== Given records ==

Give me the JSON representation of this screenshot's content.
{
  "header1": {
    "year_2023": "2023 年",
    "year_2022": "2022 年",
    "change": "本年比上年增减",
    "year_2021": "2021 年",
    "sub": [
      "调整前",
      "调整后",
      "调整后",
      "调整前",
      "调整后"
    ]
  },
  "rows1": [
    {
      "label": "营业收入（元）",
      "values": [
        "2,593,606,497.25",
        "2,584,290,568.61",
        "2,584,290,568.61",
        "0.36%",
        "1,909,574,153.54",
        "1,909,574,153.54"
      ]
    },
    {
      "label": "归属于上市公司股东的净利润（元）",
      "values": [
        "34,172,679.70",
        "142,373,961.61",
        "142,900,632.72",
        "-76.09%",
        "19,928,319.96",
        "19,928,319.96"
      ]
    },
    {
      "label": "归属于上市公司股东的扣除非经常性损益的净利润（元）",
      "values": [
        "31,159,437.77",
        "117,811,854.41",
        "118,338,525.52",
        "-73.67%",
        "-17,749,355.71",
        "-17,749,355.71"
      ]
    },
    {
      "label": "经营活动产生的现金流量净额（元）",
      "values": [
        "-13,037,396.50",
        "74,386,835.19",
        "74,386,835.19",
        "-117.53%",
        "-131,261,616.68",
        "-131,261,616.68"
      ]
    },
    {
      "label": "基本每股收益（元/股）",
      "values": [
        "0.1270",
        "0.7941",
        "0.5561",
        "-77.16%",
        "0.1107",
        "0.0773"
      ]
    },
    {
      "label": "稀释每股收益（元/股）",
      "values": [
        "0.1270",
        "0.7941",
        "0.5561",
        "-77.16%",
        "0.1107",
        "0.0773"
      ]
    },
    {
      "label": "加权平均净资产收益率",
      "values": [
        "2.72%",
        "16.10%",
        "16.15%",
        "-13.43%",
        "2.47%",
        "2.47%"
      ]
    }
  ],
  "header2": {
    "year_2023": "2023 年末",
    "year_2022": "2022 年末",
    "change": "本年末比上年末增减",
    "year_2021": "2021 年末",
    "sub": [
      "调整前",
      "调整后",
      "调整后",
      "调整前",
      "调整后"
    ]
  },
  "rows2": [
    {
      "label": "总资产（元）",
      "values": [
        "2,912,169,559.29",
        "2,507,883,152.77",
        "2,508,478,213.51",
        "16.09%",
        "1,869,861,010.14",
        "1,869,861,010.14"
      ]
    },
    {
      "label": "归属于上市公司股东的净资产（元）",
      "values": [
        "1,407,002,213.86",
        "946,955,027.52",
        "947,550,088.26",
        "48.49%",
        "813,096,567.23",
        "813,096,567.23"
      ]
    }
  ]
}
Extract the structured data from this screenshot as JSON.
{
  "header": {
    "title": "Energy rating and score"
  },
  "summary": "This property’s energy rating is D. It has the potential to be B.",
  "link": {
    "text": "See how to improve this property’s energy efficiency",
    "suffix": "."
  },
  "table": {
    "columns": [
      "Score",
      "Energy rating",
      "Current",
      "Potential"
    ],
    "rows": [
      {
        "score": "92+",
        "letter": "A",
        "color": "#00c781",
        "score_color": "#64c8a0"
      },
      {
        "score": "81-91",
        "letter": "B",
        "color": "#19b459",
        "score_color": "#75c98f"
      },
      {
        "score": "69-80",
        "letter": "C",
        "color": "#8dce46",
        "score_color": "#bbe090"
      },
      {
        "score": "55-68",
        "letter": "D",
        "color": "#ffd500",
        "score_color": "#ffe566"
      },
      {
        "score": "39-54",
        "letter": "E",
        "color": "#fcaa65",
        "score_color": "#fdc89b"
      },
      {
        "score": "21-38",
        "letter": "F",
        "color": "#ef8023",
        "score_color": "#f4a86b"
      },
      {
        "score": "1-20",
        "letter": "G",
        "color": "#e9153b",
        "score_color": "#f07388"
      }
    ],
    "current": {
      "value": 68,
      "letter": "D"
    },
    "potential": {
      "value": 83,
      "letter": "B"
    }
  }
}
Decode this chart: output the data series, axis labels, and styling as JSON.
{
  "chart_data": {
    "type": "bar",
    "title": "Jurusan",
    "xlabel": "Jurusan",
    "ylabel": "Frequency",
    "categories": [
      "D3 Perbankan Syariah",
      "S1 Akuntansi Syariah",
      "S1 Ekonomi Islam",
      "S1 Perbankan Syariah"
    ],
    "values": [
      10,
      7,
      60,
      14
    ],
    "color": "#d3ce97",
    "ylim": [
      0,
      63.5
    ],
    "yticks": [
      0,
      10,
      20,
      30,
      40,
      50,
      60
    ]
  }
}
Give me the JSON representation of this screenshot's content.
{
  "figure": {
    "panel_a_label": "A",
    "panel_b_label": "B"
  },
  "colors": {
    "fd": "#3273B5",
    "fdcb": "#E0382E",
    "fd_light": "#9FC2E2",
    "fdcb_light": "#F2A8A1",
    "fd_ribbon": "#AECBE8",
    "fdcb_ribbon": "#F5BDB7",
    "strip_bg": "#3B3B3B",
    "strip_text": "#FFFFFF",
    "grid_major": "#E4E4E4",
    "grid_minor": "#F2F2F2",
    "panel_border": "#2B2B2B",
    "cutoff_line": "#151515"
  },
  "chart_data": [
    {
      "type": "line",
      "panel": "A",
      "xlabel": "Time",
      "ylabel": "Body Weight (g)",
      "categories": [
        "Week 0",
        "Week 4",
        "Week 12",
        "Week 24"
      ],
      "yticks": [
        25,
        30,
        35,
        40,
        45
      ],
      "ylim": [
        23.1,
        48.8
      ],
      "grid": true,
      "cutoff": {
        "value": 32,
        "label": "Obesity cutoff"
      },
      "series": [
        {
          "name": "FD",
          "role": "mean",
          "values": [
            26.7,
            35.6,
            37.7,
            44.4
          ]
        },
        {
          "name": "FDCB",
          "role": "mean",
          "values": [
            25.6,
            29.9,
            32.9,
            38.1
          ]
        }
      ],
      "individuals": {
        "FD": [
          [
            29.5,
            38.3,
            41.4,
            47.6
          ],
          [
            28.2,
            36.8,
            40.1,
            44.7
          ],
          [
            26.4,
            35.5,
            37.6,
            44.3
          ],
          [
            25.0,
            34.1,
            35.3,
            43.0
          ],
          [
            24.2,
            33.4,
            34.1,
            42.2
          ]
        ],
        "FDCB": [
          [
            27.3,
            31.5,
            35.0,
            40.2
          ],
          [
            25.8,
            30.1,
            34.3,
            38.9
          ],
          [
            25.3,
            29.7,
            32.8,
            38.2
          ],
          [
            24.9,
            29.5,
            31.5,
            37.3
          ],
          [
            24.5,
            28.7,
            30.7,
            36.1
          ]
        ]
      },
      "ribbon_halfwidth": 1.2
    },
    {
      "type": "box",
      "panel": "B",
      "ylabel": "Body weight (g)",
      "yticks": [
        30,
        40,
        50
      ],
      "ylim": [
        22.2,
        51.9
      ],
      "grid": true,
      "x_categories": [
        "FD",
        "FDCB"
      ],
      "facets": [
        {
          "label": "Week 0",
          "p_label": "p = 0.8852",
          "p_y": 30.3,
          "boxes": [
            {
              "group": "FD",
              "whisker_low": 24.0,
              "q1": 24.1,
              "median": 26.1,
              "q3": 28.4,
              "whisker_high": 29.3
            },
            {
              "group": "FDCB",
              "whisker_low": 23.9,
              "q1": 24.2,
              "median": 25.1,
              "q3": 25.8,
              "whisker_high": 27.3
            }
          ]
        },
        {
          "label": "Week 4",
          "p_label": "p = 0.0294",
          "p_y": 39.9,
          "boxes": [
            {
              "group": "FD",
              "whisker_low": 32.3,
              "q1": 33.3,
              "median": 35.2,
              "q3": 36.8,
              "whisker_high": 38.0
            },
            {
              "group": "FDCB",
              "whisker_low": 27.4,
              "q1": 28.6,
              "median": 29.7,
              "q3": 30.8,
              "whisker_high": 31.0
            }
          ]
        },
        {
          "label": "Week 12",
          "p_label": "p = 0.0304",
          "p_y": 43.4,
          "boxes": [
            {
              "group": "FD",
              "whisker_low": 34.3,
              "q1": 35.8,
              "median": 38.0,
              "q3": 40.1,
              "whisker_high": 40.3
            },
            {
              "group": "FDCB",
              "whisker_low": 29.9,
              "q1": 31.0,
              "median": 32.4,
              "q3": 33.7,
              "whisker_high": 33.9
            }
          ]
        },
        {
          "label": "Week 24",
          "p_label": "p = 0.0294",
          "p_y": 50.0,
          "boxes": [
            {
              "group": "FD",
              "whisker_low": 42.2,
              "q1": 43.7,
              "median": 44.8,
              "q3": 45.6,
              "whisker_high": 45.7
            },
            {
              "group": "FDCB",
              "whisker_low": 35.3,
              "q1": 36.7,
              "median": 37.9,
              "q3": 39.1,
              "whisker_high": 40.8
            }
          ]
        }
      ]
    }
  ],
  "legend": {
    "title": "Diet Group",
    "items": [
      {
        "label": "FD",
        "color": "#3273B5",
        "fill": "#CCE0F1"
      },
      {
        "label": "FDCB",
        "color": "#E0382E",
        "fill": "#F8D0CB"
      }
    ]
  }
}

===

### Stated goal
Some lines of the data above may hold the word "JSON"; report how many do, and nothing else.

### Exercise answer
4